(Stored records)
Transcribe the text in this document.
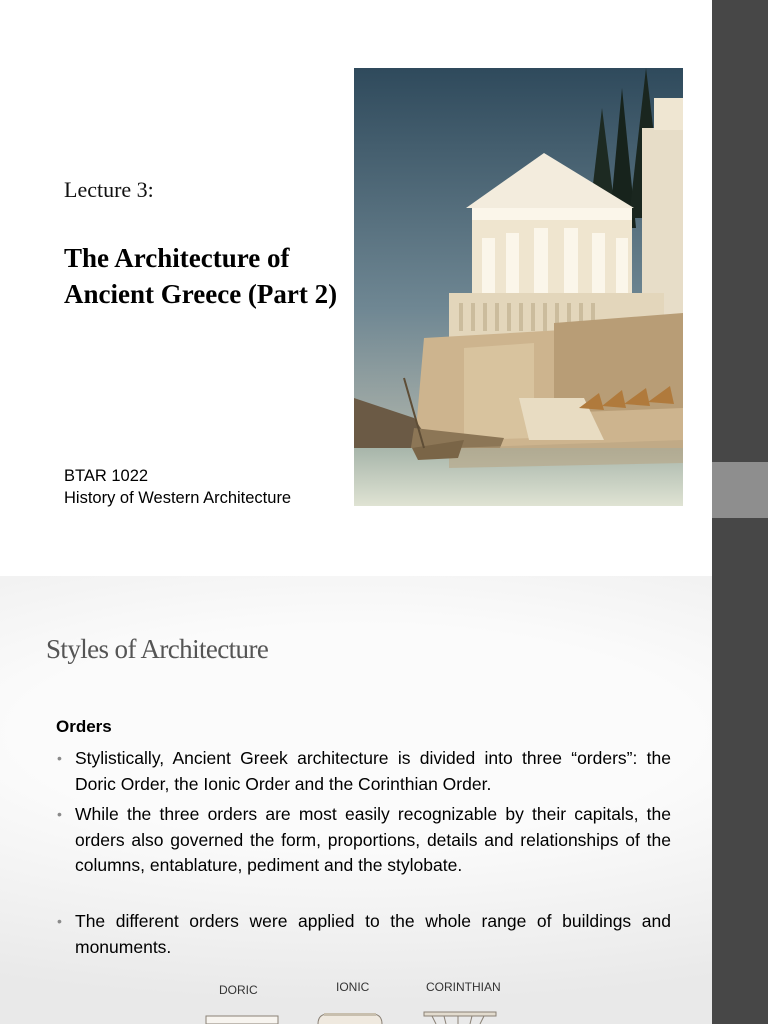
Lecture 3:
The Architecture of Ancient Greece (Part 2)
BTAR 1022
History of Western Architecture
Styles of Architecture
Orders
• Stylistically, Ancient Greek architecture is divided into three “orders”: the Doric Order, the Ionic Order and the Corinthian Order.
• While the three orders are most easily recognizable by their capitals, the orders also governed the form, proportions, details and relationships of the columns, entablature, pediment and the stylobate.
• The different orders were applied to the whole range of buildings and monuments.
DORIC	IONIC	CORINTHIAN
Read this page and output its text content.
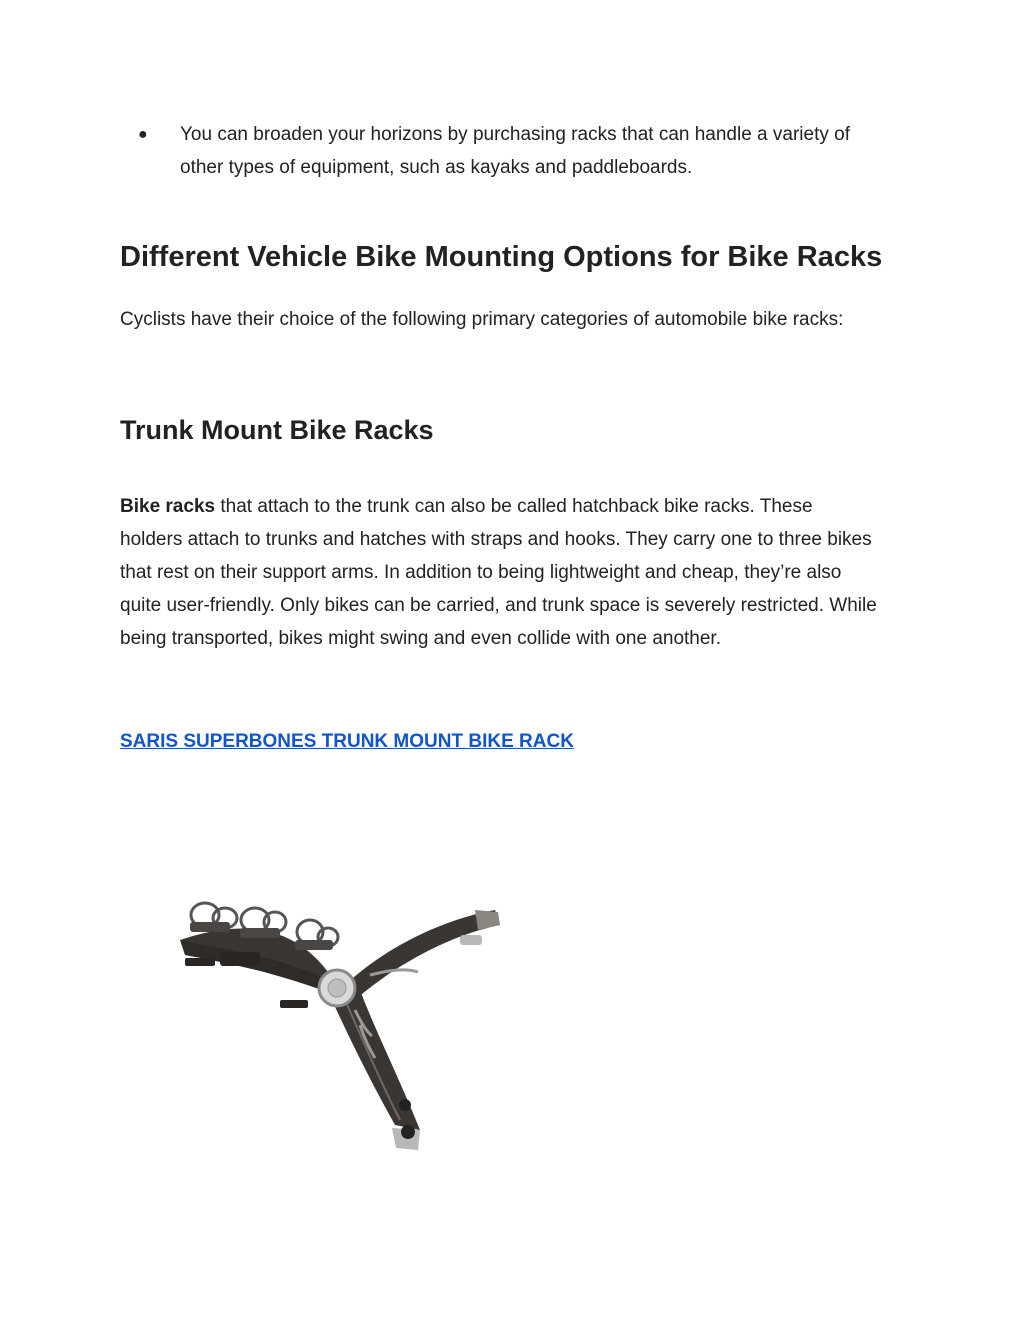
●	You can broaden your horizons by purchasing racks that can handle a variety of other types of equipment, such as kayaks and paddleboards.
Different Vehicle Bike Mounting Options for Bike Racks

Cyclists have their choice of the following primary categories of automobile bike racks:

Trunk Mount Bike Racks

Bike racks that attach to the trunk can also be called hatchback bike racks. These holders attach to trunks and hatches with straps and hooks. They carry one to three bikes that rest on their support arms. In addition to being lightweight and cheap, they’re also quite user-friendly. Only bikes can be carried, and trunk space is severely restricted. While being transported, bikes might swing and even collide with one another.

SARIS SUPERBONES TRUNK MOUNT BIKE RACK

PROBLEM DETAILS: Reproduce each record above by retyping it exactly; omit all images.

WORKED SOLUTION:
Transcribe the text in this document.
Lecture 3:
The Architecture of Ancient Greece (Part 2)
BTAR 1022
History of Western Architecture
Styles of Architecture
Orders
• Stylistically, Ancient Greek architecture is divided into three “orders”: the Doric Order, the Ionic Order and the Corinthian Order.
• While the three orders are most easily recognizable by their capitals, the orders also governed the form, proportions, details and relationships of the columns, entablature, pediment and the stylobate.
• The different orders were applied to the whole range of buildings and monuments.
DORIC	IONIC	CORINTHIAN
Read this page and output its text content.
●	You can broaden your horizons by purchasing racks that can handle a variety of other types of equipment, such as kayaks and paddleboards.
Different Vehicle Bike Mounting Options for Bike Racks

Cyclists have their choice of the following primary categories of automobile bike racks:

Trunk Mount Bike Racks

Bike racks that attach to the trunk can also be called hatchback bike racks. These holders attach to trunks and hatches with straps and hooks. They carry one to three bikes that rest on their support arms. In addition to being lightweight and cheap, they’re also quite user-friendly. Only bikes can be carried, and trunk space is severely restricted. While being transported, bikes might swing and even collide with one another.

SARIS SUPERBONES TRUNK MOUNT BIKE RACK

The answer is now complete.